Give the data a second time, exactly and in full.

DATASET EXCERPTS ▸
+++

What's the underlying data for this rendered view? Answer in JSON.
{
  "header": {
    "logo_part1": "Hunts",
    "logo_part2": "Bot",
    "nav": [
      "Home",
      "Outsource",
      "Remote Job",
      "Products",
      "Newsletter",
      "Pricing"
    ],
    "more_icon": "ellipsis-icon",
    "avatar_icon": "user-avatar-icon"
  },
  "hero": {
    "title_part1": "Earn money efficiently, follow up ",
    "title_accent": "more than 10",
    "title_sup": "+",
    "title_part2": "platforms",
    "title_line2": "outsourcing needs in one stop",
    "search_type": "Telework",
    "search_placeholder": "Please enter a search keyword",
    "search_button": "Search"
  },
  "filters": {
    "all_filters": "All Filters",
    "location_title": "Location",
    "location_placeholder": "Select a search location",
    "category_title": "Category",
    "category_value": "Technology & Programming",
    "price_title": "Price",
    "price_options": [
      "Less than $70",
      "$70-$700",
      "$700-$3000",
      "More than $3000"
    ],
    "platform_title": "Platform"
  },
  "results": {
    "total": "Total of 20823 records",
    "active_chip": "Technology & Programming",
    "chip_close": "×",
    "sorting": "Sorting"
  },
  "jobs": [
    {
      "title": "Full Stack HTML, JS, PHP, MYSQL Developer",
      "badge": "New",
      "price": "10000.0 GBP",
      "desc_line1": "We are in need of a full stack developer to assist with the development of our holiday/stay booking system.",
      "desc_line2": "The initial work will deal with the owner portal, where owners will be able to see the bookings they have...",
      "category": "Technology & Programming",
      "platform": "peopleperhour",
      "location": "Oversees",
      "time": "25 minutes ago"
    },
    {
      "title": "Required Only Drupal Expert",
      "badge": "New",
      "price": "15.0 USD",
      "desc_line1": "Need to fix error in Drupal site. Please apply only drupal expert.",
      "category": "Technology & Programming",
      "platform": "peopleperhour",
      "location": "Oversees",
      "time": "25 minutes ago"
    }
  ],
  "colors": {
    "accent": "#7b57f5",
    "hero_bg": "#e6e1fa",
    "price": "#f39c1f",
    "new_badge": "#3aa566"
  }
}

+++

WRITTEN RESPONSE ▸
What's the underlying data for this rendered view? Answer in JSON.
{
  "header": {
    "logo_part1": "Hunts",
    "logo_part2": "Bot",
    "nav": [
      "Home",
      "Outsource",
      "Remote Job",
      "Products",
      "Newsletter",
      "Pricing"
    ],
    "more_icon": "ellipsis-icon",
    "avatar_icon": "user-avatar-icon"
  },
  "hero": {
    "title_part1": "Earn money efficiently, follow up ",
    "title_accent": "more than 10",
    "title_sup": "+",
    "title_part2": "platforms",
    "title_line2": "outsourcing needs in one stop",
    "search_type": "Telework",
    "search_placeholder": "Please enter a search keyword",
    "search_button": "Search"
  },
  "filters": {
    "all_filters": "All Filters",
    "location_title": "Location",
    "location_placeholder": "Select a search location",
    "category_title": "Category",
    "category_value": "Technology & Programming",
    "price_title": "Price",
    "price_options": [
      "Less than $70",
      "$70-$700",
      "$700-$3000",
      "More than $3000"
    ],
    "platform_title": "Platform"
  },
  "results": {
    "total": "Total of 20823 records",
    "active_chip": "Technology & Programming",
    "chip_close": "×",
    "sorting": "Sorting"
  },
  "jobs": [
    {
      "title": "Full Stack HTML, JS, PHP, MYSQL Developer",
      "badge": "New",
      "price": "10000.0 GBP",
      "desc_line1": "We are in need of a full stack developer to assist with the development of our holiday/stay booking system.",
      "desc_line2": "The initial work will deal with the owner portal, where owners will be able to see the bookings they have...",
      "category": "Technology & Programming",
      "platform": "peopleperhour",
      "location": "Oversees",
      "time": "25 minutes ago"
    },
    {
      "title": "Required Only Drupal Expert",
      "badge": "New",
      "price": "15.0 USD",
      "desc_line1": "Need to fix error in Drupal site. Please apply only drupal expert.",
      "category": "Technology & Programming",
      "platform": "peopleperhour",
      "location": "Oversees",
      "time": "25 minutes ago"
    }
  ],
  "colors": {
    "accent": "#7b57f5",
    "hero_bg": "#e6e1fa",
    "price": "#f39c1f",
    "new_badge": "#3aa566"
  }
}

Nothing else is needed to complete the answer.